**Figure dataset records:**
#####
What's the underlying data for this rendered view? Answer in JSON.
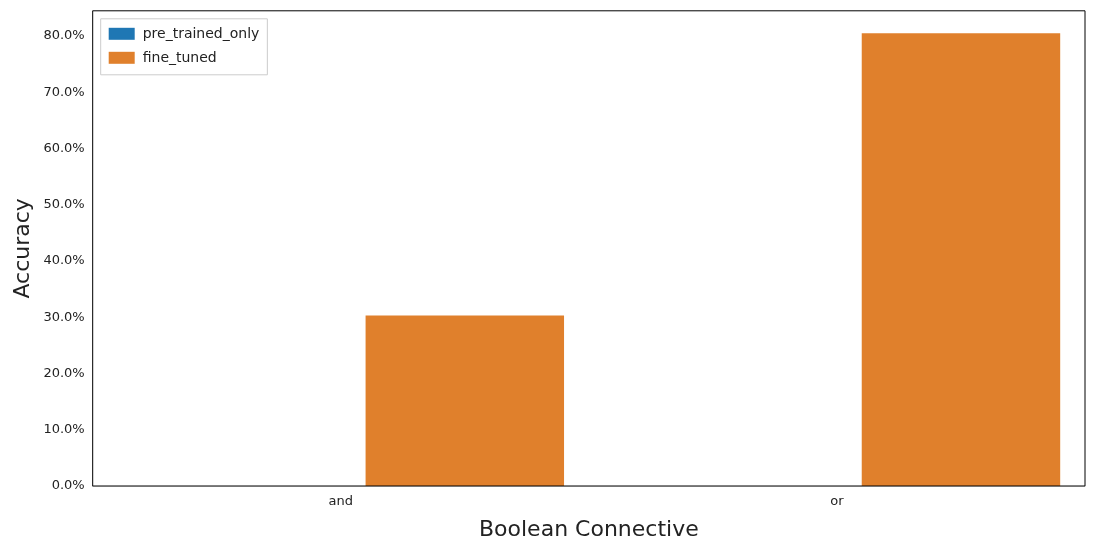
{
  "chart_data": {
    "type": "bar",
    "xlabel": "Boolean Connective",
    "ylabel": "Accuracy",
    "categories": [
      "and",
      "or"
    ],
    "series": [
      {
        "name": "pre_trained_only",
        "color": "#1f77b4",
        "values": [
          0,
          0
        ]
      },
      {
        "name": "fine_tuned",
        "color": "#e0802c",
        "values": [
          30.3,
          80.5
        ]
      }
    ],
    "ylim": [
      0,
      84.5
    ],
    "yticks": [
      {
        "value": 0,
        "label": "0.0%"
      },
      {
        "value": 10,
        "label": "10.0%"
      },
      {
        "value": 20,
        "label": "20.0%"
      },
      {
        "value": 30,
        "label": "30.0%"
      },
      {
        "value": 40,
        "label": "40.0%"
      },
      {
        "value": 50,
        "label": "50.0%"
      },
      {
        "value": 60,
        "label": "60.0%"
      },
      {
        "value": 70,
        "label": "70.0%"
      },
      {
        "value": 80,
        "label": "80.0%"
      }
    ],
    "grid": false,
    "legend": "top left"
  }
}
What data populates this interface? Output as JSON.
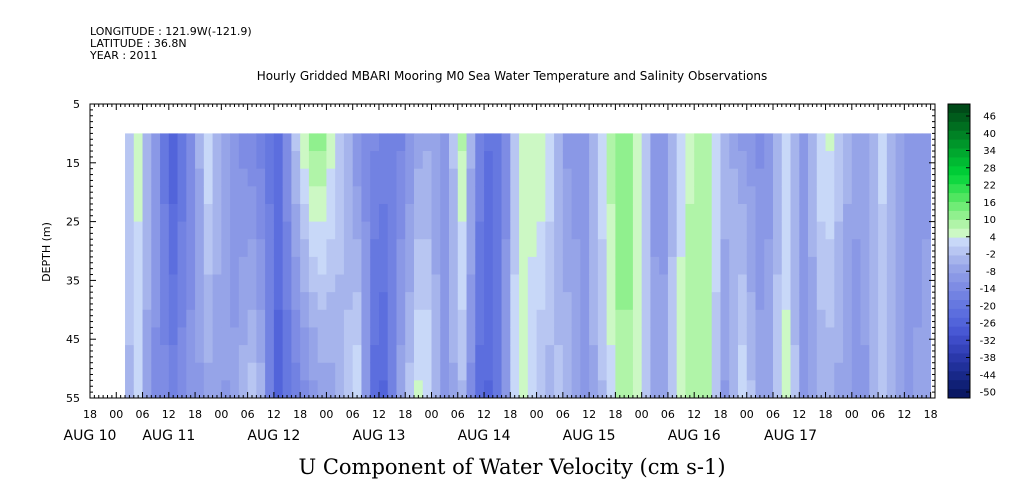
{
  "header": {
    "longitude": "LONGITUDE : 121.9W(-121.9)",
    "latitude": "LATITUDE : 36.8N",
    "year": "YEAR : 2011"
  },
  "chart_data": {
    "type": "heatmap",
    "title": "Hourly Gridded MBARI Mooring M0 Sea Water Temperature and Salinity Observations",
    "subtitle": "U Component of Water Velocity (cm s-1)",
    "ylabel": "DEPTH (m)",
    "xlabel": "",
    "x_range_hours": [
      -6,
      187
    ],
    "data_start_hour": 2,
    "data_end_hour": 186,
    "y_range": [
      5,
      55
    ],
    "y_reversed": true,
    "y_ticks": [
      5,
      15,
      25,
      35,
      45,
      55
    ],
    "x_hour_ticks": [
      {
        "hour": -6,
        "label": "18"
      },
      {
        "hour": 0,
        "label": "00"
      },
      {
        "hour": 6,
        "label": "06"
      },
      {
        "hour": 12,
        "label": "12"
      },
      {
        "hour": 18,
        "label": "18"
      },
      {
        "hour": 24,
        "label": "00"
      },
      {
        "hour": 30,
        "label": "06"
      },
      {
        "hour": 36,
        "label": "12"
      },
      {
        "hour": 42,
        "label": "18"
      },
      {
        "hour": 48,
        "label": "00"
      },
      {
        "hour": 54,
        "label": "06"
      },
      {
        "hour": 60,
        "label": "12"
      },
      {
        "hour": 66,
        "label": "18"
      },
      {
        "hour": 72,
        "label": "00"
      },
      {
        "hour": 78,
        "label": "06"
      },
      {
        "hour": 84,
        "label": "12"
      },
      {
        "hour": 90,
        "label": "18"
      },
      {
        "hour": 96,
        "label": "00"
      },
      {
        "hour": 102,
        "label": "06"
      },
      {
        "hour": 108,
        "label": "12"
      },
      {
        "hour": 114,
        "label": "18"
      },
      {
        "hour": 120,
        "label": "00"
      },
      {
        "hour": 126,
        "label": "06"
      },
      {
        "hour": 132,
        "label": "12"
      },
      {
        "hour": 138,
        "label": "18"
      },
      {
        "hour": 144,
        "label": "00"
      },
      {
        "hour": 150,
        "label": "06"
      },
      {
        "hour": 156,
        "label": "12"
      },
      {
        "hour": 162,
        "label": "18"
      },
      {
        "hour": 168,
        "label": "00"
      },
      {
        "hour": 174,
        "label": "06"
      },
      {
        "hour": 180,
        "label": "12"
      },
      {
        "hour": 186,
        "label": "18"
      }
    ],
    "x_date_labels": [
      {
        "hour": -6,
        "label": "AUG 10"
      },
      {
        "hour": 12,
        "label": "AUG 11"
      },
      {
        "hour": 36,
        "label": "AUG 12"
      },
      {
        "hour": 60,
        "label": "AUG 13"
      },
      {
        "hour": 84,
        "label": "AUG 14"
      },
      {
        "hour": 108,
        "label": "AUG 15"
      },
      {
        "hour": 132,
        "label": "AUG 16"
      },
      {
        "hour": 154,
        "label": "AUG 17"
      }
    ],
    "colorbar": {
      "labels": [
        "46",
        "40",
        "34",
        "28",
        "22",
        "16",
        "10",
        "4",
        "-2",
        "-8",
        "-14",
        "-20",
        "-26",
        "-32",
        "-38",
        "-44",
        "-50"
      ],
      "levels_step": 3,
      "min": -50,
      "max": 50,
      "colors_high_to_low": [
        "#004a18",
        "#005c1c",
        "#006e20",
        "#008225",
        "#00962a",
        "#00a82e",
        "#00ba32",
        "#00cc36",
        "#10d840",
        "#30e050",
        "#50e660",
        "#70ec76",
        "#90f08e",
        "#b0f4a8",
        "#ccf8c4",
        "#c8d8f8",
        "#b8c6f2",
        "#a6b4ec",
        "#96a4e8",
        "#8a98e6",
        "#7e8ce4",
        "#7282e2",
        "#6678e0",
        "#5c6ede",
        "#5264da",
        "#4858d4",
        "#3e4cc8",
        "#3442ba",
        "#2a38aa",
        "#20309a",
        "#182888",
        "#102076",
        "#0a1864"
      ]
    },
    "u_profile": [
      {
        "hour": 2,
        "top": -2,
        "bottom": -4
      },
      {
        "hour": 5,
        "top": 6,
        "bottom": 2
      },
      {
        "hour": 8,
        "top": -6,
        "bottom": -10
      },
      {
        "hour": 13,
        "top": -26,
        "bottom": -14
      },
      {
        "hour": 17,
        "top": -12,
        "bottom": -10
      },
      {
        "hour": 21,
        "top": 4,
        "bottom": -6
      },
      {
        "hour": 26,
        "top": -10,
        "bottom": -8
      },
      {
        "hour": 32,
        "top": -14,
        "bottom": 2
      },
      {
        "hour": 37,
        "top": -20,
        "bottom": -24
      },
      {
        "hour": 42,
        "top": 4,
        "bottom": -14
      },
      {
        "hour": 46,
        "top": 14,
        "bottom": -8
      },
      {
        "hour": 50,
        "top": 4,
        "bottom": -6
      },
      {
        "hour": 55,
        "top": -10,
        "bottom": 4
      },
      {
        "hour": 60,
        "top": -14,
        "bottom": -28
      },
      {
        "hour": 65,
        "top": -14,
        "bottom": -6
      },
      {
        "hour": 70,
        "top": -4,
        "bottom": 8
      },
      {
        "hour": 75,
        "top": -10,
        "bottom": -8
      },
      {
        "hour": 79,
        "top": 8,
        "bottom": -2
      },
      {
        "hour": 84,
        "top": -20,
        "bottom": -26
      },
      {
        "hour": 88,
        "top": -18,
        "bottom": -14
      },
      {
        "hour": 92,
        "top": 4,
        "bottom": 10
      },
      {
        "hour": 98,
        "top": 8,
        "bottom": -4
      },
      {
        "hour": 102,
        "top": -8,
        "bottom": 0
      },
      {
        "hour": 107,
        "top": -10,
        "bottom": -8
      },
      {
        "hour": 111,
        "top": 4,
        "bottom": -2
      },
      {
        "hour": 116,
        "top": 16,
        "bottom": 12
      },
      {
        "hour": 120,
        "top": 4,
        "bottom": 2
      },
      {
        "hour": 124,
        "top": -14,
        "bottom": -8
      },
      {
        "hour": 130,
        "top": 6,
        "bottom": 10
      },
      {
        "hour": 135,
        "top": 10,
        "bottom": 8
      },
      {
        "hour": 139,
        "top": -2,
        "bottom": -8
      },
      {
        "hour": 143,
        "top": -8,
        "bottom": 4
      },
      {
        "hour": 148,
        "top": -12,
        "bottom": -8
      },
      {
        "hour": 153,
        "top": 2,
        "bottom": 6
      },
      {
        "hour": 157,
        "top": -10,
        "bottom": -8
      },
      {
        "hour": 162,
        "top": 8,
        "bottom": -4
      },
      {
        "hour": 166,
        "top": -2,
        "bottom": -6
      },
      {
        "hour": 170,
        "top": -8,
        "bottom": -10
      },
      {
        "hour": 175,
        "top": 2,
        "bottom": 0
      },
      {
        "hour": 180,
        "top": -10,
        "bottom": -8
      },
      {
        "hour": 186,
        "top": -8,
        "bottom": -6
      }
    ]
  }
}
#####
**To do:**
Establish how many lines of the records contain the string "JSON" and state that number without elaboration.

**Task response:**
2